## [Actions to take]
• A. In the text on tree representations, what class of binary trees is said to have N equal to n?
• B. Please continue the text on tree representations from the point where it stops.

## [Selected extract]

In fact, in the worst case, \(N = 2^n − 1\). (Half of it is empty!)

In Chapter 9, we will see a class of binary trees, called “heaps” for which \(N = n\).

Thus, in spite of the worst-case space usage, there are applications for which the array representation of a binary tree is space efficient.

Still, for general binary trees, the exponential worst-case space requirement of this representation is prohibitive.

Another drawback of an array representation is that some update operations for trees cannot be efficiently supported. For example, deleting a node and promoting its child takes \(O(n)\) time because it is not just the child that moves locations within the array, but all descendants of that child.

Linked Structure for General Trees 😎

When representing a binary tree with a linked structure, each node explicitly maintains fields left and right as references to individual children. For a general tree, there is no a priori limit on the number of children that a node may have:

linked_structure_general_tree
Linked Structure of a General Tree

Here are the performances of the implementation of the general tree using a linked structure:

Operation Running Time
len, is_empty O(1)
root, parent, is_root, is_leaf O(1)

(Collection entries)
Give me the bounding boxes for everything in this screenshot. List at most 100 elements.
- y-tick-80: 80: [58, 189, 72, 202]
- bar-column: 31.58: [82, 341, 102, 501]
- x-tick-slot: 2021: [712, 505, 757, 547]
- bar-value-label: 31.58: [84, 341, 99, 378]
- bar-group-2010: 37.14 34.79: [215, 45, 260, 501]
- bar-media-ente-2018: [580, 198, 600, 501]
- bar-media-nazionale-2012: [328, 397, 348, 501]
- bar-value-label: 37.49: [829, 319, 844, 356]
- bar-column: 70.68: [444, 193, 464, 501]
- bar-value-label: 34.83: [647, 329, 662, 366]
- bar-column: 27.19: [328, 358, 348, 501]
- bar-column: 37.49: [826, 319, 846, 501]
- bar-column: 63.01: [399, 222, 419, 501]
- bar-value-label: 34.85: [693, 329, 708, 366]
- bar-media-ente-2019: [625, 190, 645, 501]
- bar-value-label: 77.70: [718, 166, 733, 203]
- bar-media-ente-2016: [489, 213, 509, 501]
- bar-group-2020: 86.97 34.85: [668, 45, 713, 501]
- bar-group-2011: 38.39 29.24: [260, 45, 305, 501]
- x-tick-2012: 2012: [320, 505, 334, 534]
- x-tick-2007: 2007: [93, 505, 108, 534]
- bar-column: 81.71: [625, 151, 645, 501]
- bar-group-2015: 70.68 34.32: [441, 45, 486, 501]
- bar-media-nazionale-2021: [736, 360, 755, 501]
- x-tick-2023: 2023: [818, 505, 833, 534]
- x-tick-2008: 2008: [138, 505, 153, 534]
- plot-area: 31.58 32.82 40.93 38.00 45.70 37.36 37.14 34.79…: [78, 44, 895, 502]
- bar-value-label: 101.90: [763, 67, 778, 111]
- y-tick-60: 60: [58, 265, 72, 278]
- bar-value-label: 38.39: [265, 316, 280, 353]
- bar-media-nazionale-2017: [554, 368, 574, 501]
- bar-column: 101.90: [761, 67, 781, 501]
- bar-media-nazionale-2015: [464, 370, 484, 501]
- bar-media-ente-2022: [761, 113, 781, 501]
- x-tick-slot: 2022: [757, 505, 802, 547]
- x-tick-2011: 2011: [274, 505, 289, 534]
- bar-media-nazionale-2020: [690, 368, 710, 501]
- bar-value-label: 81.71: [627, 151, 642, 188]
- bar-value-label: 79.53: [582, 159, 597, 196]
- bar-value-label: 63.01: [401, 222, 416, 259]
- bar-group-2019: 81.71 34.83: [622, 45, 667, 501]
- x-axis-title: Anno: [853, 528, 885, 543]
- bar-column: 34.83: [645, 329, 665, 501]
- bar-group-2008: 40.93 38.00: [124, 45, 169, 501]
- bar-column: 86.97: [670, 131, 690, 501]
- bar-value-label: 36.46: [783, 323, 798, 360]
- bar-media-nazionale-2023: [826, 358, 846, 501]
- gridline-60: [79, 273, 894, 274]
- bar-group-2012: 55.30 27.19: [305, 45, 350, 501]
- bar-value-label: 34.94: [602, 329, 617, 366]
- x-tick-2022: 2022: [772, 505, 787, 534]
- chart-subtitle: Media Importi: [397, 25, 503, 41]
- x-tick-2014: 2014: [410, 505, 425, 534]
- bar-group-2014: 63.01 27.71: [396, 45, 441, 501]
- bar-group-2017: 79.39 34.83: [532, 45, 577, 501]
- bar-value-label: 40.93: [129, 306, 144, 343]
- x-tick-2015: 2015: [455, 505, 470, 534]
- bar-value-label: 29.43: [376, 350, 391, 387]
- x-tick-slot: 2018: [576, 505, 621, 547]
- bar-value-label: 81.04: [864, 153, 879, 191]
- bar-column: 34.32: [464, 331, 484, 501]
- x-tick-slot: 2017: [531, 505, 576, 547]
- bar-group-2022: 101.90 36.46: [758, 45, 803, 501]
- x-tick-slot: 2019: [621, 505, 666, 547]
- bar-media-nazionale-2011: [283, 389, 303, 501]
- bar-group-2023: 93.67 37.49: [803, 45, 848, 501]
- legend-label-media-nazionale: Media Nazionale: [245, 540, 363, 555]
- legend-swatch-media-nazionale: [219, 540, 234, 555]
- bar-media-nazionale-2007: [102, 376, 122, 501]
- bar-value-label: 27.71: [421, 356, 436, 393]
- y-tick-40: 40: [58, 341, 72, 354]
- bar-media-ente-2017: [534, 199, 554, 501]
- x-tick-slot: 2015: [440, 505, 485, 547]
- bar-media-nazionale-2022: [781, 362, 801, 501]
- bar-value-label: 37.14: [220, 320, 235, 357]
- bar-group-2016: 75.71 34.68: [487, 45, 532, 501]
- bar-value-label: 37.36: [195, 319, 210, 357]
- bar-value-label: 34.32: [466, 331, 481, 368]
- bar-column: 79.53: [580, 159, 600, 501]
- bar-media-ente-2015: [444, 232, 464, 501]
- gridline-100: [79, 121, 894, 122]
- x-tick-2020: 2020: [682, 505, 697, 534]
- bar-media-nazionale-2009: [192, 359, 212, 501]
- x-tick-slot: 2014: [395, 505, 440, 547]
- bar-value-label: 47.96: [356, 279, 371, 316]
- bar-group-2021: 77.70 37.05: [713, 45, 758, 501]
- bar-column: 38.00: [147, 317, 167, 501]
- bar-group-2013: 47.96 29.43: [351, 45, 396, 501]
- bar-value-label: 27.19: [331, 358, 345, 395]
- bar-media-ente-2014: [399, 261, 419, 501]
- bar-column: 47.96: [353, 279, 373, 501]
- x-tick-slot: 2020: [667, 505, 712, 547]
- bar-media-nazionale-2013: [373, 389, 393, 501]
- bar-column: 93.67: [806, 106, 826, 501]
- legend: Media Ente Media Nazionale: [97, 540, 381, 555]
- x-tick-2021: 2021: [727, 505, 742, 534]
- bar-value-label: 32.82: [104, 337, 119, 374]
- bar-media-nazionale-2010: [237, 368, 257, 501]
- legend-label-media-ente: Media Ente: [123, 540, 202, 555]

## [Answers per task]
• A. Heaps, which the text says are covered in Chapter 9.

• B.
children(p) \(O(c_p + 1)\)
depth(p) \(O(d_p + 1)\)
height \(O(n)\)

Tree Traversal Algorithms

A traversal of a tree T is a systematic way of accessing, or “visiting” all the positions of T. A lot of ways to traverse:

Preorder and Postorder Traversals of General Trees

Preorder Traversal - Reading a World Class Book 😉 (DFS)

Tip

Here is a way to remember what preorder traversal mean: You preorder a book - you are curious - you read it all.

In a preorder traversal of a tree T , the root of T is visited first and then the sub trees rooted at its children are traversed recursively. If the tree is ordered, then the subtrees are traversed according to the order of the children.

preorder_traversal
Preorder Traversal

Here is DFS in the wild:

Given the root of a binary search tree, and an integer k, return the kth 
smallest value (1-indexed) of all the values of the nodes in the tree.

**Input:** root = [3,1,4,null,2], k = 1
**Output:** 1

**Input:** root = [5,3,6,2,4,null,null,1], k = 3
**Output:** 3

**Constraints:**

- The number of nodes in the tree is `n`.
- `1 <= k <= n <= 104`
- `0 <= Node.val <= 104`

Solution:

kth_smallest.py
# Definition for a binary tree node.
class TreeNode:
    def __init__(self, val=0, left=None, right=None):
        self.val = val
        self.left = left
        self.right = right

class Solution:
    def kthSmallest(self, root: Optional[TreeNode], k: int) -> int:

        temp = []         

        def dfs(root):        
            if not root:
                return   
            # go to left subtree until we find a single node         
            dfs(root.left)
            if len(temp) == k:
                return
            temp.append(root.val)            
            dfs(root.right)

        dfs(root)

        # last element of temp is the node we want
        return temp[-1]

Postorder Traversal - See the Children Than Look at Parents (DFS)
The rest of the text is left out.